Your goal:
Give the number of lines in the listing below that include the word "canopy", with nothing more.

Input rows:

========================

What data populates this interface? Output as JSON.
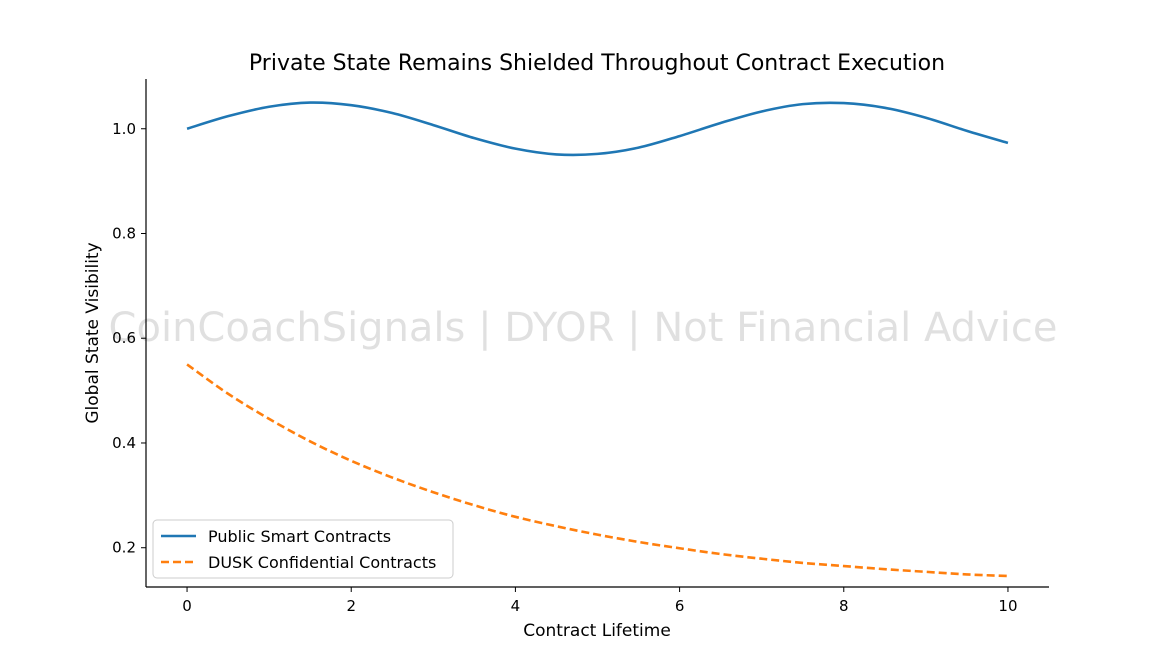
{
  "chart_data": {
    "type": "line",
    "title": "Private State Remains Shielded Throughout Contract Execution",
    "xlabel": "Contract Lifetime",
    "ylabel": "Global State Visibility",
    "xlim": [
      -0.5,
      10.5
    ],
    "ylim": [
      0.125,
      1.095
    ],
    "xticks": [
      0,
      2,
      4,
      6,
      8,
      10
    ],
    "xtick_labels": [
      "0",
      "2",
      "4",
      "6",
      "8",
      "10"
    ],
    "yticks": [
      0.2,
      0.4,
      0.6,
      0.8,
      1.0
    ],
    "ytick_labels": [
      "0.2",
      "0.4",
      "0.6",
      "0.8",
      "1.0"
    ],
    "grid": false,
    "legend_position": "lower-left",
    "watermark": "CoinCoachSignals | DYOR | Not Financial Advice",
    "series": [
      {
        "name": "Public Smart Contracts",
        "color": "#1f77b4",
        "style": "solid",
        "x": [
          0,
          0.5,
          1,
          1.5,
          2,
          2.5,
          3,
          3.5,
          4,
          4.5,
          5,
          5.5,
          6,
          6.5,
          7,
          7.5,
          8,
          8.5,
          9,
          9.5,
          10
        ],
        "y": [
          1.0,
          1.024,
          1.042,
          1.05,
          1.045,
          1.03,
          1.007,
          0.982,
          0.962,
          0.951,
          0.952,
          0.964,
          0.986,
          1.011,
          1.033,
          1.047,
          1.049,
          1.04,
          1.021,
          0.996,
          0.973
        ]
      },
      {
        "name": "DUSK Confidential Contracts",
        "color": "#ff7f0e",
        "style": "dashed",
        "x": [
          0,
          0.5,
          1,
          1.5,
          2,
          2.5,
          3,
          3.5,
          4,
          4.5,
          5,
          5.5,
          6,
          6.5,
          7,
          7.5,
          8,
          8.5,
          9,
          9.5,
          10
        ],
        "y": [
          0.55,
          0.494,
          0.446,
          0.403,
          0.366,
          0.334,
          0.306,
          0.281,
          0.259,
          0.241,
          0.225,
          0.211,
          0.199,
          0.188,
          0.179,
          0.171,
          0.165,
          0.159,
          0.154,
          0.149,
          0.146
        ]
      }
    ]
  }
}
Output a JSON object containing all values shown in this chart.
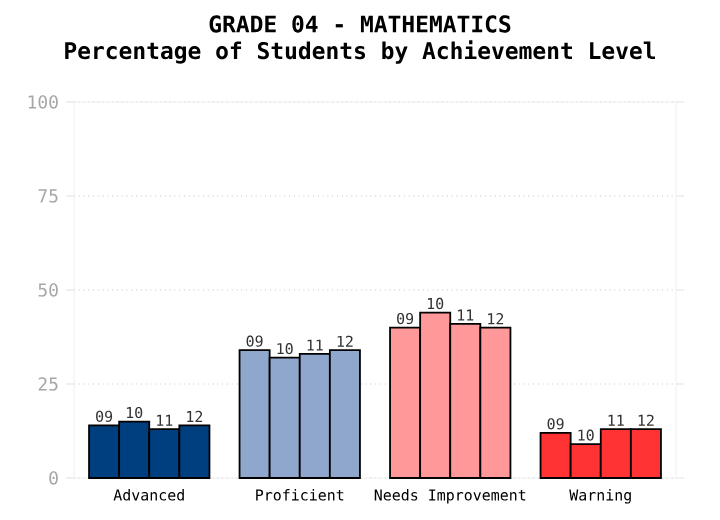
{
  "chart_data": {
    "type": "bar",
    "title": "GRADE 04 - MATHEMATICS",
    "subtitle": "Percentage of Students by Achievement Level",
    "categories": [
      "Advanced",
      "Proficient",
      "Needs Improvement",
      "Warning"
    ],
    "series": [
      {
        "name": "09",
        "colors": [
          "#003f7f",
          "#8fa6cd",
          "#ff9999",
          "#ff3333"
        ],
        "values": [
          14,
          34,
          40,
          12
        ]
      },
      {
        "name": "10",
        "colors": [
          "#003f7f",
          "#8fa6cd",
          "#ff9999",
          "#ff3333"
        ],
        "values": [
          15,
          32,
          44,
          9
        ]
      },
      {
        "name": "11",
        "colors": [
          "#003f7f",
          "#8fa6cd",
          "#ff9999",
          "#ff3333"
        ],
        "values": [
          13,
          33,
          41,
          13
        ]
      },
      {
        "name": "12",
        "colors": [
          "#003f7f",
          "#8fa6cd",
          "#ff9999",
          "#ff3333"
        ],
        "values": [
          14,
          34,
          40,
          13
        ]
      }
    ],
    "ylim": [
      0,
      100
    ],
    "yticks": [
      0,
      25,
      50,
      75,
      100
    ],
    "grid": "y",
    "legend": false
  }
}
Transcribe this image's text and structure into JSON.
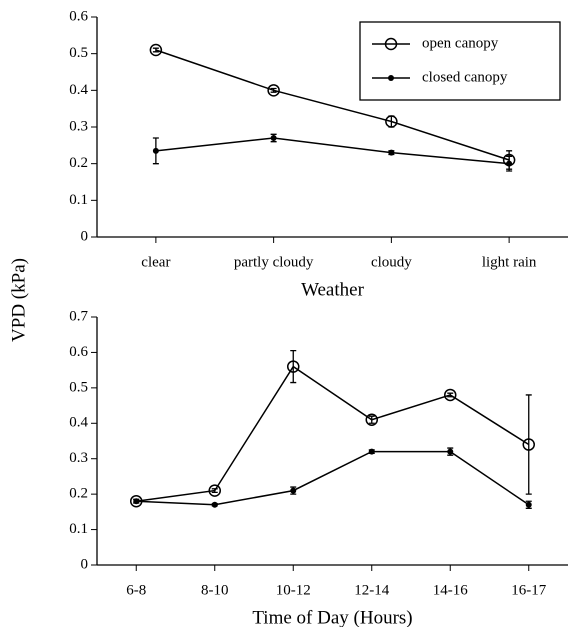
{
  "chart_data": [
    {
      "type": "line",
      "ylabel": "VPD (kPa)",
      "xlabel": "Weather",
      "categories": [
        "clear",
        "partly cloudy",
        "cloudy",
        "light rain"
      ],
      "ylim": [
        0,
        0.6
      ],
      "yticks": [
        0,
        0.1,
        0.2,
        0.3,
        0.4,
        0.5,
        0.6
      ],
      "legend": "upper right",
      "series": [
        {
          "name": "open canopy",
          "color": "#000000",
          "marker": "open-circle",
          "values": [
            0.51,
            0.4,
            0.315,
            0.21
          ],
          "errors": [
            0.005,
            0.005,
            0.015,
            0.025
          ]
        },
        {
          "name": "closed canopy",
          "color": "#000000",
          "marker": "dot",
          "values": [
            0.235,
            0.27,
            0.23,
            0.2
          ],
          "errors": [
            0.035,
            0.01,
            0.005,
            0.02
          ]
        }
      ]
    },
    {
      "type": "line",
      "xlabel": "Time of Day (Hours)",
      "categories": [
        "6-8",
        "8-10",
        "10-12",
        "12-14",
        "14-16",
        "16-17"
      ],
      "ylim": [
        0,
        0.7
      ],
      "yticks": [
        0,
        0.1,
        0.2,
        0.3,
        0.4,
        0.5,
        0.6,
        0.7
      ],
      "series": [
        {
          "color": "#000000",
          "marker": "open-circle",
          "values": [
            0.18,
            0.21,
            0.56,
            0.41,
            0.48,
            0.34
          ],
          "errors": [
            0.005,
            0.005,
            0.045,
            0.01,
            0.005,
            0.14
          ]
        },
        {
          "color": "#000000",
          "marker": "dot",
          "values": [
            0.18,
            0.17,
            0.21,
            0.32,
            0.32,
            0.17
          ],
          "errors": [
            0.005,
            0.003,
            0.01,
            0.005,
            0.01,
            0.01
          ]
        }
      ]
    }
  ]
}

========================

Problem solution:
2